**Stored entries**
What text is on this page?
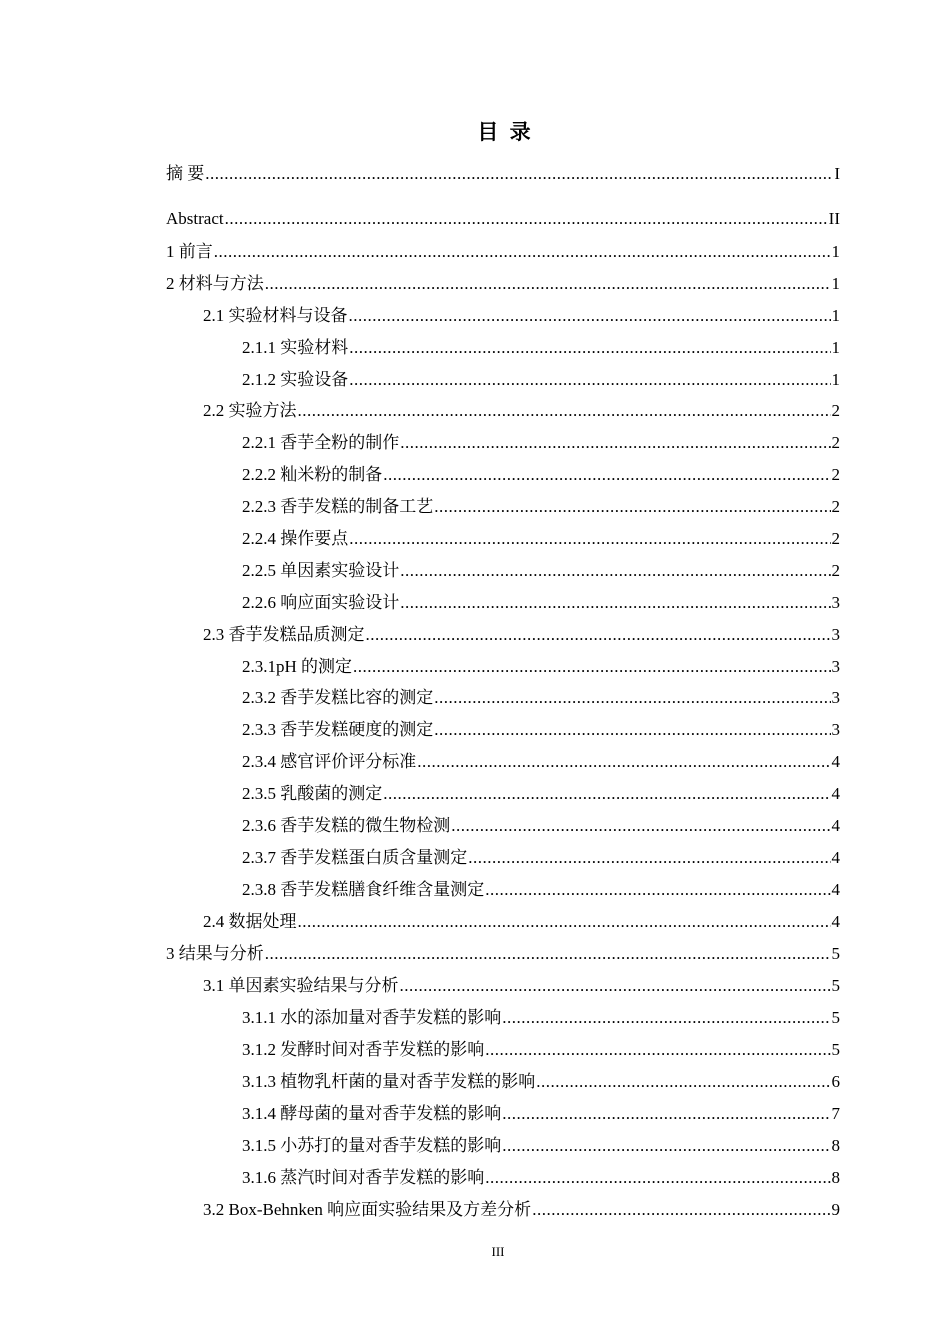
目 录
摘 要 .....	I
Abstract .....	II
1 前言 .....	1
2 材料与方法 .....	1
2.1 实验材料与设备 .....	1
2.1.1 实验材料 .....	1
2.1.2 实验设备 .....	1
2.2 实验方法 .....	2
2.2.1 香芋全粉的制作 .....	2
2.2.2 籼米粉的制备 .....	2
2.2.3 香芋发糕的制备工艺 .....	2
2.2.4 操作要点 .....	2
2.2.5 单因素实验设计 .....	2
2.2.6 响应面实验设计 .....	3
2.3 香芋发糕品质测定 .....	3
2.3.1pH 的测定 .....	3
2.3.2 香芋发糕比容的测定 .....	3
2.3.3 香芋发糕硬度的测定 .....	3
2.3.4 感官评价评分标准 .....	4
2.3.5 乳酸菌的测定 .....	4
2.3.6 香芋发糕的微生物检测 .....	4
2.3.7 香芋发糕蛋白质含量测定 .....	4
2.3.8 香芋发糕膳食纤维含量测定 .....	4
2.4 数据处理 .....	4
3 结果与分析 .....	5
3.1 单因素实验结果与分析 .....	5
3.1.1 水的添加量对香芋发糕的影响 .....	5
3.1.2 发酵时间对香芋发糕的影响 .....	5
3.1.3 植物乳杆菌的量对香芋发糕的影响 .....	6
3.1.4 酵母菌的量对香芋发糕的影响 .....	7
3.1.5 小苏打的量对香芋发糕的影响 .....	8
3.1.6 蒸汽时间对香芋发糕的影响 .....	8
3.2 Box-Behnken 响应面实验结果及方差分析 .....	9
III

**Set task**
Repeat the entries exactly. Pictures are excluded from the copy.

**Written answer**
What text is on this page?
目 录
摘 要 .....	I
Abstract .....	II
1 前言 .....	1
2 材料与方法 .....	1
2.1 实验材料与设备 .....	1
2.1.1 实验材料 .....	1
2.1.2 实验设备 .....	1
2.2 实验方法 .....	2
2.2.1 香芋全粉的制作 .....	2
2.2.2 籼米粉的制备 .....	2
2.2.3 香芋发糕的制备工艺 .....	2
2.2.4 操作要点 .....	2
2.2.5 单因素实验设计 .....	2
2.2.6 响应面实验设计 .....	3
2.3 香芋发糕品质测定 .....	3
2.3.1pH 的测定 .....	3
2.3.2 香芋发糕比容的测定 .....	3
2.3.3 香芋发糕硬度的测定 .....	3
2.3.4 感官评价评分标准 .....	4
2.3.5 乳酸菌的测定 .....	4
2.3.6 香芋发糕的微生物检测 .....	4
2.3.7 香芋发糕蛋白质含量测定 .....	4
2.3.8 香芋发糕膳食纤维含量测定 .....	4
2.4 数据处理 .....	4
3 结果与分析 .....	5
3.1 单因素实验结果与分析 .....	5
3.1.1 水的添加量对香芋发糕的影响 .....	5
3.1.2 发酵时间对香芋发糕的影响 .....	5
3.1.3 植物乳杆菌的量对香芋发糕的影响 .....	6
3.1.4 酵母菌的量对香芋发糕的影响 .....	7
3.1.5 小苏打的量对香芋发糕的影响 .....	8
3.1.6 蒸汽时间对香芋发糕的影响 .....	8
3.2 Box-Behnken 响应面实验结果及方差分析 .....	9
III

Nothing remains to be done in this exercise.